━━━ Material provided

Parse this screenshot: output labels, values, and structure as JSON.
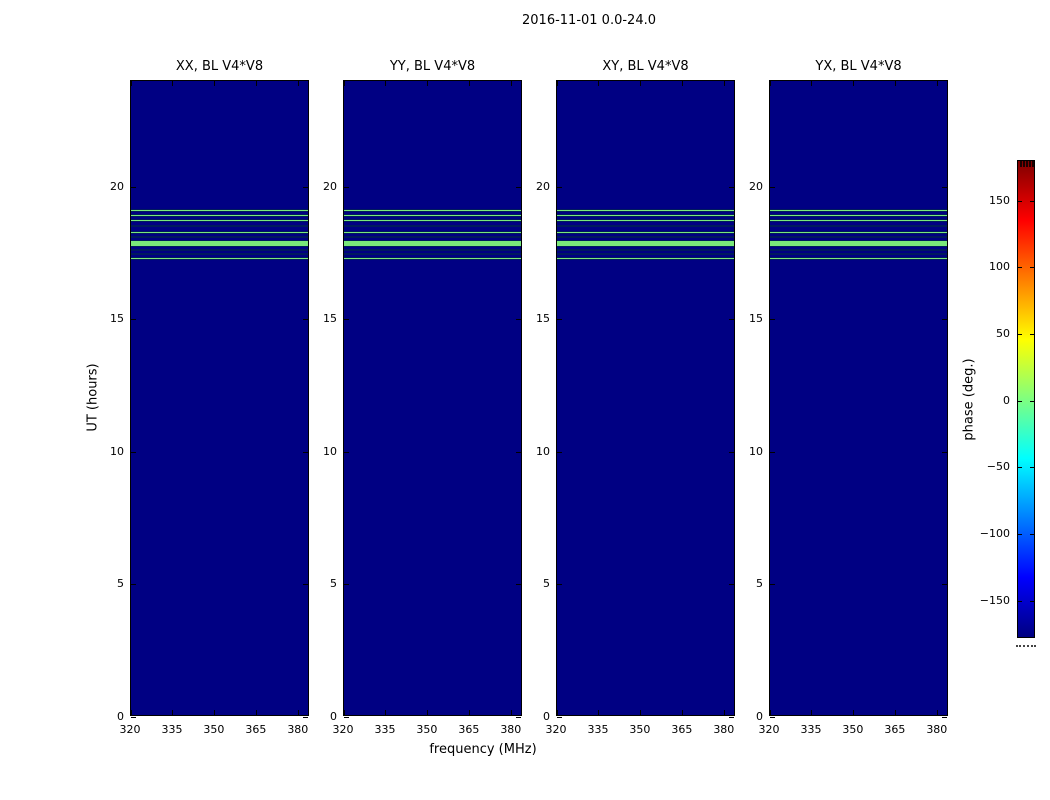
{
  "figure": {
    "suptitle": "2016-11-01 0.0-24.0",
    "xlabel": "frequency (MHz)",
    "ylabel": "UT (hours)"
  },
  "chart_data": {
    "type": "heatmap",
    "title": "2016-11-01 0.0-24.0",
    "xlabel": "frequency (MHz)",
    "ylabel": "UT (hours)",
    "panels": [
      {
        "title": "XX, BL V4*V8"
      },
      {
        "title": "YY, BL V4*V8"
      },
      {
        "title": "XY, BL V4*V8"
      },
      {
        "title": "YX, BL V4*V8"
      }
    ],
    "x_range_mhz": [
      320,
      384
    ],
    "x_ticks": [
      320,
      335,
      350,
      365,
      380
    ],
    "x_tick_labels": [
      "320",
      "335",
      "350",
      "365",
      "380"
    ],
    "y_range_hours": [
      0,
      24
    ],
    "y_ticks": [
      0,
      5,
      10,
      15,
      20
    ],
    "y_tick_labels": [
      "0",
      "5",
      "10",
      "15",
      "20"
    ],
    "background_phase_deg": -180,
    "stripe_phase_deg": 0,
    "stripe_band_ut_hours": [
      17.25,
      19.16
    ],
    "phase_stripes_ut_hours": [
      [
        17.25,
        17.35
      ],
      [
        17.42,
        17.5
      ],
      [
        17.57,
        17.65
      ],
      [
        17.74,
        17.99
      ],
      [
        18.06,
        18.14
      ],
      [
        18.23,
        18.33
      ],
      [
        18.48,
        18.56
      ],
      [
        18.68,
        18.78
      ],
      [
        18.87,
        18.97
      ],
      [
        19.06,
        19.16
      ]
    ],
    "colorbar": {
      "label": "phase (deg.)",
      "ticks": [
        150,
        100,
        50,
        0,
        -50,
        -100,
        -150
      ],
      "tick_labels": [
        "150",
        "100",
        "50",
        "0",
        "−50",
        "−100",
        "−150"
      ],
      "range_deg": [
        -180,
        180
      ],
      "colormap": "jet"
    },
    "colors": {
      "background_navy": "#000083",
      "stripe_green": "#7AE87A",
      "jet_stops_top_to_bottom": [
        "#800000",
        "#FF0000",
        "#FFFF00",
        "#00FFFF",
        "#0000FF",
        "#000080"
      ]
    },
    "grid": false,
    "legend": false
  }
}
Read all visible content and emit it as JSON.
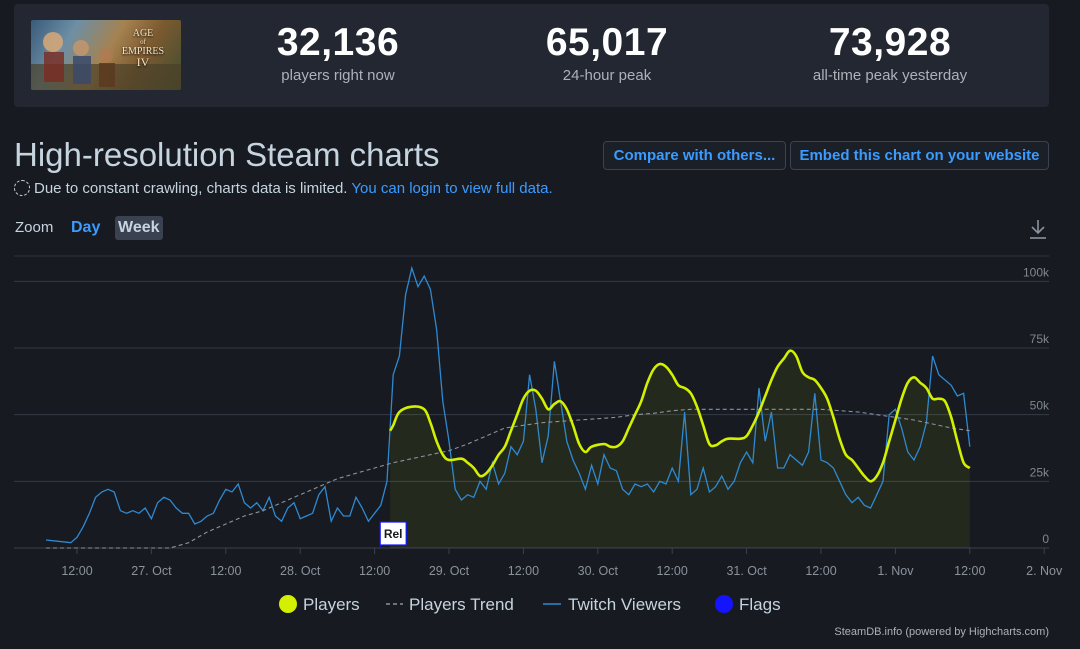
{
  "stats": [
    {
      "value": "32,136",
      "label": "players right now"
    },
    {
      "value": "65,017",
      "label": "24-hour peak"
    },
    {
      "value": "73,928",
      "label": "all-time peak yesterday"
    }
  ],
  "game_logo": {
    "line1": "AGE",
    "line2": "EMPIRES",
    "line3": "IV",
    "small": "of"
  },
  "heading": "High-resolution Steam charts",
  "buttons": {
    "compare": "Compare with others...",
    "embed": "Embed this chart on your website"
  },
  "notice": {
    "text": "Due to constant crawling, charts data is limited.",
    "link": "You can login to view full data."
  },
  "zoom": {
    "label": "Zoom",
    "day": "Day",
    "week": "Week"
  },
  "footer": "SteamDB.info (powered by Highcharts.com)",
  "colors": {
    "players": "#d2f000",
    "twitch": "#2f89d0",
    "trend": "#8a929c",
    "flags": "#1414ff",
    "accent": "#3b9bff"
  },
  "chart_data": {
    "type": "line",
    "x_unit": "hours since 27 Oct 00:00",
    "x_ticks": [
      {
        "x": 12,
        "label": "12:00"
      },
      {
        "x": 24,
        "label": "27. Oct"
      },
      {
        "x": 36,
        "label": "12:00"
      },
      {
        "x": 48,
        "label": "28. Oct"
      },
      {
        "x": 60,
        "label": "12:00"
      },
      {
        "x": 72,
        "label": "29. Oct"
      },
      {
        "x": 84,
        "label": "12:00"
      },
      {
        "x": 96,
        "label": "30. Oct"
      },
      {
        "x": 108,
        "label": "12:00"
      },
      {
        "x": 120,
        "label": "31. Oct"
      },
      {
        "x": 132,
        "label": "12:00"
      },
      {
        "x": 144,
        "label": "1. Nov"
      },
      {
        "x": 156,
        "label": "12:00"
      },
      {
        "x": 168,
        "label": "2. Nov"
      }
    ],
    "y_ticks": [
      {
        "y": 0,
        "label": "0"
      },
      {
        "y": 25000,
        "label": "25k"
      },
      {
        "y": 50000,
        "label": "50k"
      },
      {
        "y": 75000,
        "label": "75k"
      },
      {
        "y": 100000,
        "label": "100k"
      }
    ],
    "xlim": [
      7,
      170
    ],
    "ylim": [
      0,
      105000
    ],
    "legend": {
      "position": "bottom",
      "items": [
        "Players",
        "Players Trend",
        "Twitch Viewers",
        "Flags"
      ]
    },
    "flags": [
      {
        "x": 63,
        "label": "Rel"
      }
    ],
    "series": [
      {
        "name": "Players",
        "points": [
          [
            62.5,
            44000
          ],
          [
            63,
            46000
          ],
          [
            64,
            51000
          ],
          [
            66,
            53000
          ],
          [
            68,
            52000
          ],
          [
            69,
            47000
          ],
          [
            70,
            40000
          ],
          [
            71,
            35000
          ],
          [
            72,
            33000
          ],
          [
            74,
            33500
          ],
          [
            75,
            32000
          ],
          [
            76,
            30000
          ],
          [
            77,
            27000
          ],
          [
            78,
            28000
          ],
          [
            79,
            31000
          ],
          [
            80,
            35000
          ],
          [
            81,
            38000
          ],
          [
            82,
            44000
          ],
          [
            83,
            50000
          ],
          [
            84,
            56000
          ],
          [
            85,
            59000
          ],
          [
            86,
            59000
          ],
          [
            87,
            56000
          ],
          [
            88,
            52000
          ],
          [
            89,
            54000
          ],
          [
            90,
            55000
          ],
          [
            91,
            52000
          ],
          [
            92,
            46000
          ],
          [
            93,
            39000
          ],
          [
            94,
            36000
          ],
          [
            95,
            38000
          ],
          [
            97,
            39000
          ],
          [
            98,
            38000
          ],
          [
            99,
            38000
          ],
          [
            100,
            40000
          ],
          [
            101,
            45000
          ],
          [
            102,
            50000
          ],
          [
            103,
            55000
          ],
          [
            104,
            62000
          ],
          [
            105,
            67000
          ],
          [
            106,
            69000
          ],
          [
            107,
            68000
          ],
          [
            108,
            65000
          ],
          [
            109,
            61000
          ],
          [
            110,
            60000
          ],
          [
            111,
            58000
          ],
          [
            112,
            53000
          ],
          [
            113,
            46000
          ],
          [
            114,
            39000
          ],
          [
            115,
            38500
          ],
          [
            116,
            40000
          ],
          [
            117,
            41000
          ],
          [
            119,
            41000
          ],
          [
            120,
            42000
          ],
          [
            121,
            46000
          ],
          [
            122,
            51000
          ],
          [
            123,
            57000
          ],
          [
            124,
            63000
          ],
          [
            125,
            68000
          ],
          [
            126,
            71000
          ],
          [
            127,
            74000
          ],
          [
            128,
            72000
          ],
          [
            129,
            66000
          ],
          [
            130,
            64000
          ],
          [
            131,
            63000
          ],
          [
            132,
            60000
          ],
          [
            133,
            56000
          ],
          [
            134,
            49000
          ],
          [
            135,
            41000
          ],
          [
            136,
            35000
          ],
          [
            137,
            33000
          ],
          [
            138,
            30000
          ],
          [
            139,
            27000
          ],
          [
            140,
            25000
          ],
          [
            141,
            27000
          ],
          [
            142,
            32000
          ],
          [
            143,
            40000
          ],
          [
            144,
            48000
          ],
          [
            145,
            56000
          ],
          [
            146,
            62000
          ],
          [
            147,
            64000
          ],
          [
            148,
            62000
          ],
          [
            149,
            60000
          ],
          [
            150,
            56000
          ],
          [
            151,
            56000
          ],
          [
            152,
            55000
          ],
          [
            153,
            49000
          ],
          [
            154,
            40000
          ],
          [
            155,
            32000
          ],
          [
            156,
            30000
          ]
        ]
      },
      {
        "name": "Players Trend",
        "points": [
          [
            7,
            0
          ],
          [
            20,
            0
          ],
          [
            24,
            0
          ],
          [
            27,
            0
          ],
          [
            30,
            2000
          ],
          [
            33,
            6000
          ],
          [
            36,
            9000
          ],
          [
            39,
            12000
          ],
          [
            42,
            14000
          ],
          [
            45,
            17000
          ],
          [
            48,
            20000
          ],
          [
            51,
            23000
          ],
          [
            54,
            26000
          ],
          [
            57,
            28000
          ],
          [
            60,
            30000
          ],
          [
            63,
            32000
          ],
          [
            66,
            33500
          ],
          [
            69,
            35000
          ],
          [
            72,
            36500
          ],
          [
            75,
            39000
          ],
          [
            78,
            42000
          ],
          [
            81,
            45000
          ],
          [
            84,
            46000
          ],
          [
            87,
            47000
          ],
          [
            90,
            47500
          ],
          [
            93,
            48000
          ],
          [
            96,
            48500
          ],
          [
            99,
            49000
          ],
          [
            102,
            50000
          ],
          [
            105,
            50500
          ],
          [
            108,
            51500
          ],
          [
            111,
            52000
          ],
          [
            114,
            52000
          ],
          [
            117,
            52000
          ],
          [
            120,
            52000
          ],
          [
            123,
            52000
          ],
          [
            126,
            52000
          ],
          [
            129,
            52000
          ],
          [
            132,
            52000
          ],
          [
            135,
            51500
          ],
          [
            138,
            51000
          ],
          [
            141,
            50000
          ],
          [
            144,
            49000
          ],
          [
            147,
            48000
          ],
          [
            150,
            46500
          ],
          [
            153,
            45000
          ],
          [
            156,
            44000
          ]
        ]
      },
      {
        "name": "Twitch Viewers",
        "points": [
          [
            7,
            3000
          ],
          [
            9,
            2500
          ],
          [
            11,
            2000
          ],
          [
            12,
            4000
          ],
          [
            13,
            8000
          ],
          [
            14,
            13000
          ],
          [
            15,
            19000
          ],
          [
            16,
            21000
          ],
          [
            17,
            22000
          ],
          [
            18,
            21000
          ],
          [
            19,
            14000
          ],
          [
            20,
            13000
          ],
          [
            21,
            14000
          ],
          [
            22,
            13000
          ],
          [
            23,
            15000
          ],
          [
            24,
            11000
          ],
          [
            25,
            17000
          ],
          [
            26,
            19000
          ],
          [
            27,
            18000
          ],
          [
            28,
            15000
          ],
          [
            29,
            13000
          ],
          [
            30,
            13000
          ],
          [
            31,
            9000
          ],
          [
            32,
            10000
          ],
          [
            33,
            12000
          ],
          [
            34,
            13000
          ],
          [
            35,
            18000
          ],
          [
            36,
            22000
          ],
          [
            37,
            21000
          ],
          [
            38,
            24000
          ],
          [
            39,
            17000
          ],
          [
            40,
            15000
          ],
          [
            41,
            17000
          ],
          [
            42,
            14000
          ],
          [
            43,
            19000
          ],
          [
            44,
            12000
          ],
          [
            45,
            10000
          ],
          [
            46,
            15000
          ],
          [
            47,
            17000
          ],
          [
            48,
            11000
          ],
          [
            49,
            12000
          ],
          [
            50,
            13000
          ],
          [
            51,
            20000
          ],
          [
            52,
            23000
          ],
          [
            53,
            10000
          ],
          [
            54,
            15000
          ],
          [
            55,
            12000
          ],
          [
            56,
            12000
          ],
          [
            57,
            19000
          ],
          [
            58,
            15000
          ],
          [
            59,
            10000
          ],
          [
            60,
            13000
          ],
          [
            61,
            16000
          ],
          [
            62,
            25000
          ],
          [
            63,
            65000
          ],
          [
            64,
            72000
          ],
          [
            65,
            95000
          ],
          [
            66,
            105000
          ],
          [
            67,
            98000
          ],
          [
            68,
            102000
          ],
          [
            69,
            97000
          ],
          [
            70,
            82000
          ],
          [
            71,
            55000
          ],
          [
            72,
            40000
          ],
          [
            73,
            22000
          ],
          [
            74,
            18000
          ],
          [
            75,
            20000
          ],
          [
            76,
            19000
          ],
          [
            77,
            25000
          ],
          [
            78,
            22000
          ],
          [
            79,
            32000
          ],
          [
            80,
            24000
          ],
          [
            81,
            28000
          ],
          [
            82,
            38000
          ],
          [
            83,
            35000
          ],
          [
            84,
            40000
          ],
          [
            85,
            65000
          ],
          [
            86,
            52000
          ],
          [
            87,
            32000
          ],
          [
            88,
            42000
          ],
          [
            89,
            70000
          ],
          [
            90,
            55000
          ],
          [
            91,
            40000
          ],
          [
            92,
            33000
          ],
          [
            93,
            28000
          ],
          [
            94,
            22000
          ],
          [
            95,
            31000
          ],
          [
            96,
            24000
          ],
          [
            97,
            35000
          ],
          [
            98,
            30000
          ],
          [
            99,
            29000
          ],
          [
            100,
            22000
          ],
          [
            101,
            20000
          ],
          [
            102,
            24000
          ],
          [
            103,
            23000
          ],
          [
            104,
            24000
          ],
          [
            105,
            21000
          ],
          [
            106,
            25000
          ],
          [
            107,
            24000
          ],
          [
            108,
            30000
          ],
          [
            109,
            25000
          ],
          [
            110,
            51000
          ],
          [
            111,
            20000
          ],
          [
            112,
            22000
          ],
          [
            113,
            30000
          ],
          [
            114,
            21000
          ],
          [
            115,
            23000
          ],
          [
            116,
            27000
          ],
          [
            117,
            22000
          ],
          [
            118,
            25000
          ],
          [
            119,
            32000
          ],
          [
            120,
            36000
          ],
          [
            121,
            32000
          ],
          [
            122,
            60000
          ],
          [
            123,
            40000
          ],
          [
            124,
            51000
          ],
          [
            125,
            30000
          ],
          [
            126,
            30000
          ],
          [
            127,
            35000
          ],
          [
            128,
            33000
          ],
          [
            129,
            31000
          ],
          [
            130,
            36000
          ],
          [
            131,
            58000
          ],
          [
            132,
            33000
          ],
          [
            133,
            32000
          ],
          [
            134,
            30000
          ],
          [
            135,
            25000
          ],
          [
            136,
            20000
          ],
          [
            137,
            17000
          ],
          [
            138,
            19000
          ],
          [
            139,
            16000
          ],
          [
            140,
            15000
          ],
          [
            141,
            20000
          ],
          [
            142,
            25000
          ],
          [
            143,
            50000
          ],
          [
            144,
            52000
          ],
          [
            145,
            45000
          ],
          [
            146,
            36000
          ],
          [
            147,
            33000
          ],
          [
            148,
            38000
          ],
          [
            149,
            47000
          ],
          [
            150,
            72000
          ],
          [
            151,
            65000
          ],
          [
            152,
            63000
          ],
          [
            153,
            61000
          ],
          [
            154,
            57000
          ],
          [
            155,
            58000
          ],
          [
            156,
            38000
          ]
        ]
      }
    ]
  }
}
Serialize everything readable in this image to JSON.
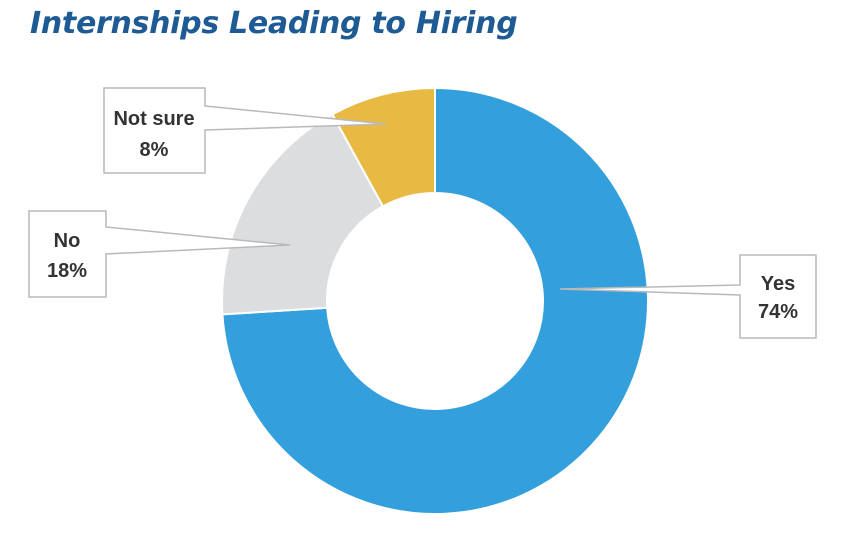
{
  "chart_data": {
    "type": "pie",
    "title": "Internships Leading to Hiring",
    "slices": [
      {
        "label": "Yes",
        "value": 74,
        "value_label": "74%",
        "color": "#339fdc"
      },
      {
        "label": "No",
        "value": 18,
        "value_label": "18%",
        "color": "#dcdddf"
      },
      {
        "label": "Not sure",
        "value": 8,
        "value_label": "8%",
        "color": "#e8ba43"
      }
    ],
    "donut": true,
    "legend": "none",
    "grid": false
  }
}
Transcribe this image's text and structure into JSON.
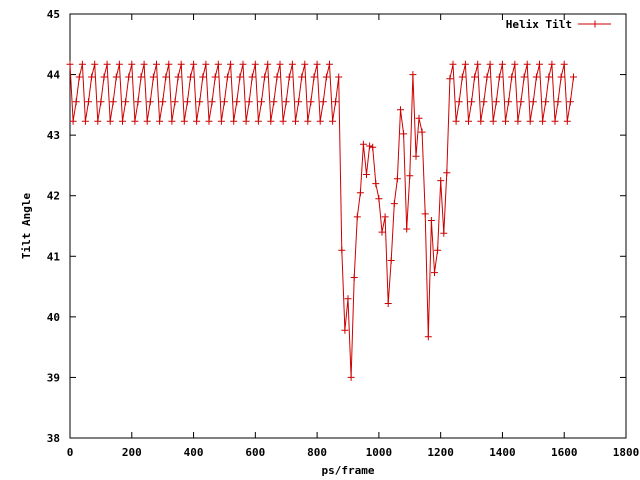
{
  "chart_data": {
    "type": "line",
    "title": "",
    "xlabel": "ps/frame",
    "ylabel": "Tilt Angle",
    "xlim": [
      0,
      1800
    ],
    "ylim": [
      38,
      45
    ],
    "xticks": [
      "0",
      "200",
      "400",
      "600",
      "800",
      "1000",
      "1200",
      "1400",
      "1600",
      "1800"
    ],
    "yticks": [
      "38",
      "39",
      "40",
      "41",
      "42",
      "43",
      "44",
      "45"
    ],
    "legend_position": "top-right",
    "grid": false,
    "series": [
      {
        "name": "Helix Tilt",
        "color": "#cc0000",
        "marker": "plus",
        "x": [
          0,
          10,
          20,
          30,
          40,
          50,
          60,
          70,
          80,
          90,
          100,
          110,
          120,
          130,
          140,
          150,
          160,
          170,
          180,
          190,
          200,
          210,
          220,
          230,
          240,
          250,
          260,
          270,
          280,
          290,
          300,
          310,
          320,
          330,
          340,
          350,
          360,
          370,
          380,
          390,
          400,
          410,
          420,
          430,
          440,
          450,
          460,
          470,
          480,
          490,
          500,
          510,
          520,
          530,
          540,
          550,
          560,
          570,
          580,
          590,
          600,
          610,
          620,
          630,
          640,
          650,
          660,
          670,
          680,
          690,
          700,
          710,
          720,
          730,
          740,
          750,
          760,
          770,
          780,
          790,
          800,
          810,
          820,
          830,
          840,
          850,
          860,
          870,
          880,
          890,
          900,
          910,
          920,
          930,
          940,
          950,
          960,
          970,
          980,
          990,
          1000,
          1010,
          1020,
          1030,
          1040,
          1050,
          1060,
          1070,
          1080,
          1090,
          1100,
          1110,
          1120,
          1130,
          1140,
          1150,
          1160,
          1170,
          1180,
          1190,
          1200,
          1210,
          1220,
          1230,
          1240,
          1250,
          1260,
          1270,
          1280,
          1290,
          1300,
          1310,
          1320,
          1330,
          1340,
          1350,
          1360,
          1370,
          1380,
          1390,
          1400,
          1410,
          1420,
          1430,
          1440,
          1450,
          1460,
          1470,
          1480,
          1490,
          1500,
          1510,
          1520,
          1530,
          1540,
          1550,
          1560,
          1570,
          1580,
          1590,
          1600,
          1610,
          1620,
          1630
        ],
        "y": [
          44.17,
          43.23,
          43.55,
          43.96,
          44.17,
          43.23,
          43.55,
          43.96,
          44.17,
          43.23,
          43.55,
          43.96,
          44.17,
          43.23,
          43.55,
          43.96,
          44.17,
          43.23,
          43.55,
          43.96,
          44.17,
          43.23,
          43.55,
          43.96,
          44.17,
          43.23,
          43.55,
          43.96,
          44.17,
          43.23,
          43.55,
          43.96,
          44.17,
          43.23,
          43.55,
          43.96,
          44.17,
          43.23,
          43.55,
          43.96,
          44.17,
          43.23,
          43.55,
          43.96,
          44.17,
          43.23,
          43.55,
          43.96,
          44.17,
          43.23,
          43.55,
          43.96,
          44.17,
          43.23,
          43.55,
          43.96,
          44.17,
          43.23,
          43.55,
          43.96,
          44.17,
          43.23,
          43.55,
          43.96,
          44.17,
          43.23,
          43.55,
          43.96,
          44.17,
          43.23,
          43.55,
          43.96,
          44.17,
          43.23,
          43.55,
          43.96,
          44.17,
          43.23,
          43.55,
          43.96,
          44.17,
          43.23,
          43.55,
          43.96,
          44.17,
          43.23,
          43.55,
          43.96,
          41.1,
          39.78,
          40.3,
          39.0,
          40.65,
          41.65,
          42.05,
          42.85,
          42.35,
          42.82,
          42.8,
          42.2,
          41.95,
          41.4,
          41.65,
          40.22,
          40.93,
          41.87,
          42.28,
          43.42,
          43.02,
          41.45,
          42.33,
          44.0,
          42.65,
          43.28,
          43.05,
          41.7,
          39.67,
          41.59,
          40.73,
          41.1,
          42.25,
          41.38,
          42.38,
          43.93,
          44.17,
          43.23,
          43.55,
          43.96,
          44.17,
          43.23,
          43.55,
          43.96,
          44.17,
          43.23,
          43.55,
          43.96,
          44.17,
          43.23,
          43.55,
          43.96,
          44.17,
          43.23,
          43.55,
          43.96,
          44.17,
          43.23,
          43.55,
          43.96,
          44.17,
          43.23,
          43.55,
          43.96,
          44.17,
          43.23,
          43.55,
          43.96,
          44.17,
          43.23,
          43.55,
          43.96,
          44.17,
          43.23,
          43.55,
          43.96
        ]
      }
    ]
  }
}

━━━━━━

§ **Task directions**: Only lines with the word "right" should be collected from the material.

§ **Answer to the exercise**:
      "label": "players right now"
    "legend_position": "top-right",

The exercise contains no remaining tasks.